#### Material supplied ####
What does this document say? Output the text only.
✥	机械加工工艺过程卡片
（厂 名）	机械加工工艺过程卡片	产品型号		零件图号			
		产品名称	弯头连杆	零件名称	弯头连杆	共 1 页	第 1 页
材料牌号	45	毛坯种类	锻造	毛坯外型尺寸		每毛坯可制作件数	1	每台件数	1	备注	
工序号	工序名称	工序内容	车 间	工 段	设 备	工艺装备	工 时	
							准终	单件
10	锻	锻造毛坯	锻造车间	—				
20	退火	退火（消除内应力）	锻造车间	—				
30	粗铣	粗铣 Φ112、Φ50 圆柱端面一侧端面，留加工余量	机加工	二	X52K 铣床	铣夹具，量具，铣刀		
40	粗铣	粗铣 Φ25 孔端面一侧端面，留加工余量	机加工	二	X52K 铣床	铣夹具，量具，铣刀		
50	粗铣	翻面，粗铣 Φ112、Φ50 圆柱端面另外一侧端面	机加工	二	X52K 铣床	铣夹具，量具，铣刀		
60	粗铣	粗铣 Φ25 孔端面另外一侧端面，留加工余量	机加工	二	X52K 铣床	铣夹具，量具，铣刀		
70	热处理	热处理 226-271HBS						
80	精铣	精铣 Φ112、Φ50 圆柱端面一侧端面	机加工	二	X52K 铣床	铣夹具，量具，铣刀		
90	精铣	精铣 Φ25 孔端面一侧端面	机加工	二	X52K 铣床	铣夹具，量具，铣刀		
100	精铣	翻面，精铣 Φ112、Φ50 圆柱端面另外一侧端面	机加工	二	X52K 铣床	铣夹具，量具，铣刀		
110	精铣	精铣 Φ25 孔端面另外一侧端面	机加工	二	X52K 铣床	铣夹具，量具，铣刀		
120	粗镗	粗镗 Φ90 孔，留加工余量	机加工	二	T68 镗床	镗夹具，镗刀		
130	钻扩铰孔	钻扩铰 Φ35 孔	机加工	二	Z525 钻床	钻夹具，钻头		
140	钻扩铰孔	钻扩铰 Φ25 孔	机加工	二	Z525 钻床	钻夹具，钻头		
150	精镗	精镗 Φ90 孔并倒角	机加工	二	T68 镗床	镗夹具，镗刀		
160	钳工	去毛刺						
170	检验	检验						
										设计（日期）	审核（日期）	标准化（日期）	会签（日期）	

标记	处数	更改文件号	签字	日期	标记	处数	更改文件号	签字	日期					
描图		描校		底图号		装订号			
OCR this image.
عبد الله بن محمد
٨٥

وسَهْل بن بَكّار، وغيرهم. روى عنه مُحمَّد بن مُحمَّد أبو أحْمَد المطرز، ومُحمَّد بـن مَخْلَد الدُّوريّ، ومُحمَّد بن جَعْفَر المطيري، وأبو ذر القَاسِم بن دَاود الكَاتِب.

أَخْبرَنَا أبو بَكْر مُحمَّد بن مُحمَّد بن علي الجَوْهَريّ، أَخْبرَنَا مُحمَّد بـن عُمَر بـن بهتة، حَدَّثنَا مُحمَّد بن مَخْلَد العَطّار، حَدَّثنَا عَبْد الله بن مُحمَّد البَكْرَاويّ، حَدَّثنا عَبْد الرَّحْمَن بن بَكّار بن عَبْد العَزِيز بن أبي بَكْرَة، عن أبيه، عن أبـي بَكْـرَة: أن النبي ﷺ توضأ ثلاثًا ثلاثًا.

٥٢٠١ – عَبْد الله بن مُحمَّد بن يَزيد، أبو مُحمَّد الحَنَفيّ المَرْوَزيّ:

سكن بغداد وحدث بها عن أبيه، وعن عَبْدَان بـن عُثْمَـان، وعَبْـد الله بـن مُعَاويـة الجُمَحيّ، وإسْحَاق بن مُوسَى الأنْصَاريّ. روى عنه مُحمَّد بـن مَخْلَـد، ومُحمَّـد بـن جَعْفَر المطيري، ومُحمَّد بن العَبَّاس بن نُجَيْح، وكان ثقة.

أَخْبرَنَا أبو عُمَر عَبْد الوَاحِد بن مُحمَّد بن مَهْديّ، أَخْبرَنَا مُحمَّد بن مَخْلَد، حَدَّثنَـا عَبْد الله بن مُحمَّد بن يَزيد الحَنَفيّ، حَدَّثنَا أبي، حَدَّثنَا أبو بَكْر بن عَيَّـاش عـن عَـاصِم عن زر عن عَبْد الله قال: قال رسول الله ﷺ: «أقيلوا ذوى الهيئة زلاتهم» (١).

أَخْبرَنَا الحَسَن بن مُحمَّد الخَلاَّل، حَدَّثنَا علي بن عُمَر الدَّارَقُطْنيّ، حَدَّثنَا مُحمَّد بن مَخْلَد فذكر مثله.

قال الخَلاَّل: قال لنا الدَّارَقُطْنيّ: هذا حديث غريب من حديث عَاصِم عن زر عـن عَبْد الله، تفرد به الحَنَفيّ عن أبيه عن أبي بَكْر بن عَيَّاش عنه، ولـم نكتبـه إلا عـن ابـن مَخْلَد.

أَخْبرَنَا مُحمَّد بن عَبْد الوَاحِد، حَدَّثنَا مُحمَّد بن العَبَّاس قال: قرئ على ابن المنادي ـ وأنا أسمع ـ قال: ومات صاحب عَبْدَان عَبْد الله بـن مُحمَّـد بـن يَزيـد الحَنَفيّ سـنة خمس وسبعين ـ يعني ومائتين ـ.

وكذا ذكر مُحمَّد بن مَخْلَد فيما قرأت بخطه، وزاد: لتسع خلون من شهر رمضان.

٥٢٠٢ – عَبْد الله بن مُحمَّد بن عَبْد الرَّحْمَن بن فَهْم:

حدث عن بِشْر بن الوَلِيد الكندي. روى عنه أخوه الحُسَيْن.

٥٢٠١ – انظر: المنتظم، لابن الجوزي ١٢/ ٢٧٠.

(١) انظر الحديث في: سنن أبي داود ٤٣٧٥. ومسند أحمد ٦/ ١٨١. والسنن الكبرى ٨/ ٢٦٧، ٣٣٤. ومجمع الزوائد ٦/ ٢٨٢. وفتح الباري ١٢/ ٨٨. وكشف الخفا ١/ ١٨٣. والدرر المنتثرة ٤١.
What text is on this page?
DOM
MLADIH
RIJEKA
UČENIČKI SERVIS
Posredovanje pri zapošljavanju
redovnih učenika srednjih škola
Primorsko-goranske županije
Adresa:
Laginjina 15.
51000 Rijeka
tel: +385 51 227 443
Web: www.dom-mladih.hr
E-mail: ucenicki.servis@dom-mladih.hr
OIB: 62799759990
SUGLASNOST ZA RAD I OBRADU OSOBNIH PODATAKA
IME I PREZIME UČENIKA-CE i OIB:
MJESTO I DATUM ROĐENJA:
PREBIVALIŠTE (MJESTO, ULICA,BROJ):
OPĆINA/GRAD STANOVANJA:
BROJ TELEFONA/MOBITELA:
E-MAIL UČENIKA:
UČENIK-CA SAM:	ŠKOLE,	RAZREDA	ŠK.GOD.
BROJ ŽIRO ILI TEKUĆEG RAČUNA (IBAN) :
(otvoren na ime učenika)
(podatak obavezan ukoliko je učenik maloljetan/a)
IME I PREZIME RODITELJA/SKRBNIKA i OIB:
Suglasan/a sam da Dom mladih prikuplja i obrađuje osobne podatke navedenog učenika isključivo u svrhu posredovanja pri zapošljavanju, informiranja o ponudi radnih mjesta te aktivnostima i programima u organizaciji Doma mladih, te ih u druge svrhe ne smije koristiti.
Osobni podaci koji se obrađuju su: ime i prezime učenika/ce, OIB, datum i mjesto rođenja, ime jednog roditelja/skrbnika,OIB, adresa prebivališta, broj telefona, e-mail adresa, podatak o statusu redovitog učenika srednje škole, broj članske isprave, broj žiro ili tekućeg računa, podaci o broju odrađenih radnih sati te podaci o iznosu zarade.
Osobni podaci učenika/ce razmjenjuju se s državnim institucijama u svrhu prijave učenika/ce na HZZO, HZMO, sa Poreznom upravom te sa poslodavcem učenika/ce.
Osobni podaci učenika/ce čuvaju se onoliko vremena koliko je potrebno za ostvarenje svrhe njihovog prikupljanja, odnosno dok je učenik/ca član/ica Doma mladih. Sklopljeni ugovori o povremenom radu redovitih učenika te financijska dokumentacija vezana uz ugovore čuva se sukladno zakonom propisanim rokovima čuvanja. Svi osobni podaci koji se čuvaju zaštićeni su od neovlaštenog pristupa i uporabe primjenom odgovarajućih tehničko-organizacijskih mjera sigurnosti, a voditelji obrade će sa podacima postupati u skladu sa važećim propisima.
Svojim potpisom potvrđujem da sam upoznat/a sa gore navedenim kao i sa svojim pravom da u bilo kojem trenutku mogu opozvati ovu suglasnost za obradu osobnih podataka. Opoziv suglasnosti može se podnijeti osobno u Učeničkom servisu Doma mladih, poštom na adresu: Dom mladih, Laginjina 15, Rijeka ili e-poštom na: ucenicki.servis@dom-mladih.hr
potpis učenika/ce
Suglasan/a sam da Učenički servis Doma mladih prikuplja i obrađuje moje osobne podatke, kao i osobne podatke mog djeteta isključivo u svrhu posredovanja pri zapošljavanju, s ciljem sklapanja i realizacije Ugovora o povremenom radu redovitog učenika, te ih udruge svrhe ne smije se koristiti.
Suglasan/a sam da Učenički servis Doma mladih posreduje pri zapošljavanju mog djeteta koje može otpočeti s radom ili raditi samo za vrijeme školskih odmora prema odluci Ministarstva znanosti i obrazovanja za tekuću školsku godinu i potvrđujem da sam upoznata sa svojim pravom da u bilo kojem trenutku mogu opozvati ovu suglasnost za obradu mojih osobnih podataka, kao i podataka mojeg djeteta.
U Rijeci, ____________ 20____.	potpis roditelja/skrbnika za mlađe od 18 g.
####
Exercise details:
Make a list of all lines in the data that contain "mogu".

Response to this exercise:
Svojim potpisom potvrđujem da sam upoznat/a sa gore navedenim kao i sa svojim pravom da u bilo kojem trenutku mogu opozvati ovu suglasnost za obradu osobnih podataka. Opoziv suglasnosti može se podnijeti osobno u Učeničkom servisu Doma mladih, poštom na adresu: Dom mladih, Laginjina 15, Rijeka ili e-poštom na: ucenicki.servis@dom-mladih.hr
Suglasan/a sam da Učenički servis Doma mladih posreduje pri zapošljavanju mog djeteta koje može otpočeti s radom ili raditi samo za vrijeme školskih odmora prema odluci Ministarstva znanosti i obrazovanja za tekuću školsku godinu i potvrđujem da sam upoznata sa svojim pravom da u bilo kojem trenutku mogu opozvati ovu suglasnost za obradu mojih osobnih podataka, kao i podataka mojeg djeteta.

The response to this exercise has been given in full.